Given request >> Each line should be copied exactly.

(Extracted data entries)

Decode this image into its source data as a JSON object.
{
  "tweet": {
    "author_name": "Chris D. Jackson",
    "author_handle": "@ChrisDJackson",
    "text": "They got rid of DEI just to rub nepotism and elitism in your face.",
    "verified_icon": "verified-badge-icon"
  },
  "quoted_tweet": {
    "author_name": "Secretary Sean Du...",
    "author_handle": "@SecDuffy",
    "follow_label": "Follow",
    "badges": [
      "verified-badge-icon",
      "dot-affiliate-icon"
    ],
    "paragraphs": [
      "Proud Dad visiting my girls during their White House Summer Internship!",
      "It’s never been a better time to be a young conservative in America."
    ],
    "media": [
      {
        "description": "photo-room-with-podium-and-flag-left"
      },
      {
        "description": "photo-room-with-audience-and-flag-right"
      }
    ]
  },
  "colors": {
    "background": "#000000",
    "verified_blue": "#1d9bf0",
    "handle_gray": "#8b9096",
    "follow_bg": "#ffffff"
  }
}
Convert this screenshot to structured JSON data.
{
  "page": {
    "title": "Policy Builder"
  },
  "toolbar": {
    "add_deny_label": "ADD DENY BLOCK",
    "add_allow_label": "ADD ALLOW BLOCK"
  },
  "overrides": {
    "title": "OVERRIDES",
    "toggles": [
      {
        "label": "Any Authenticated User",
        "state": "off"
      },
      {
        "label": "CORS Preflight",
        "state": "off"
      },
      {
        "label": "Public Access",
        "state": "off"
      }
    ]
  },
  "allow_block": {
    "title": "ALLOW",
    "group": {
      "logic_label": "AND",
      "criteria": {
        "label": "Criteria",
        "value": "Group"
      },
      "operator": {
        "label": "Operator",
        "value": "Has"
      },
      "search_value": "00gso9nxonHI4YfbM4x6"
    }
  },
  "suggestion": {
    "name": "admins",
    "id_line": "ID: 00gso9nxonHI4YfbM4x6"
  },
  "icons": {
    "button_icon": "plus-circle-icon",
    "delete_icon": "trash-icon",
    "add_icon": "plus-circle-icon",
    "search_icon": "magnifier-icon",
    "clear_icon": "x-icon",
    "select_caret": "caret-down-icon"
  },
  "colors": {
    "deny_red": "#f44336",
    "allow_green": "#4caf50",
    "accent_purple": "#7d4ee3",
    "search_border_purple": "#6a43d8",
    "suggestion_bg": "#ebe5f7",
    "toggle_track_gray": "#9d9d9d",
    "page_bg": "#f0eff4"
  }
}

Solution to this exercise >>
Decode this image into its source data as a JSON object.
{
  "tweet": {
    "author_name": "Chris D. Jackson",
    "author_handle": "@ChrisDJackson",
    "text": "They got rid of DEI just to rub nepotism and elitism in your face.",
    "verified_icon": "verified-badge-icon"
  },
  "quoted_tweet": {
    "author_name": "Secretary Sean Du...",
    "author_handle": "@SecDuffy",
    "follow_label": "Follow",
    "badges": [
      "verified-badge-icon",
      "dot-affiliate-icon"
    ],
    "paragraphs": [
      "Proud Dad visiting my girls during their White House Summer Internship!",
      "It’s never been a better time to be a young conservative in America."
    ],
    "media": [
      {
        "description": "photo-room-with-podium-and-flag-left"
      },
      {
        "description": "photo-room-with-audience-and-flag-right"
      }
    ]
  },
  "colors": {
    "background": "#000000",
    "verified_blue": "#1d9bf0",
    "handle_gray": "#8b9096",
    "follow_bg": "#ffffff"
  }
}
Convert this screenshot to structured JSON data.
{
  "page": {
    "title": "Policy Builder"
  },
  "toolbar": {
    "add_deny_label": "ADD DENY BLOCK",
    "add_allow_label": "ADD ALLOW BLOCK"
  },
  "overrides": {
    "title": "OVERRIDES",
    "toggles": [
      {
        "label": "Any Authenticated User",
        "state": "off"
      },
      {
        "label": "CORS Preflight",
        "state": "off"
      },
      {
        "label": "Public Access",
        "state": "off"
      }
    ]
  },
  "allow_block": {
    "title": "ALLOW",
    "group": {
      "logic_label": "AND",
      "criteria": {
        "label": "Criteria",
        "value": "Group"
      },
      "operator": {
        "label": "Operator",
        "value": "Has"
      },
      "search_value": "00gso9nxonHI4YfbM4x6"
    }
  },
  "suggestion": {
    "name": "admins",
    "id_line": "ID: 00gso9nxonHI4YfbM4x6"
  },
  "icons": {
    "button_icon": "plus-circle-icon",
    "delete_icon": "trash-icon",
    "add_icon": "plus-circle-icon",
    "search_icon": "magnifier-icon",
    "clear_icon": "x-icon",
    "select_caret": "caret-down-icon"
  },
  "colors": {
    "deny_red": "#f44336",
    "allow_green": "#4caf50",
    "accent_purple": "#7d4ee3",
    "search_border_purple": "#6a43d8",
    "suggestion_bg": "#ebe5f7",
    "toggle_track_gray": "#9d9d9d",
    "page_bg": "#f0eff4"
  }
}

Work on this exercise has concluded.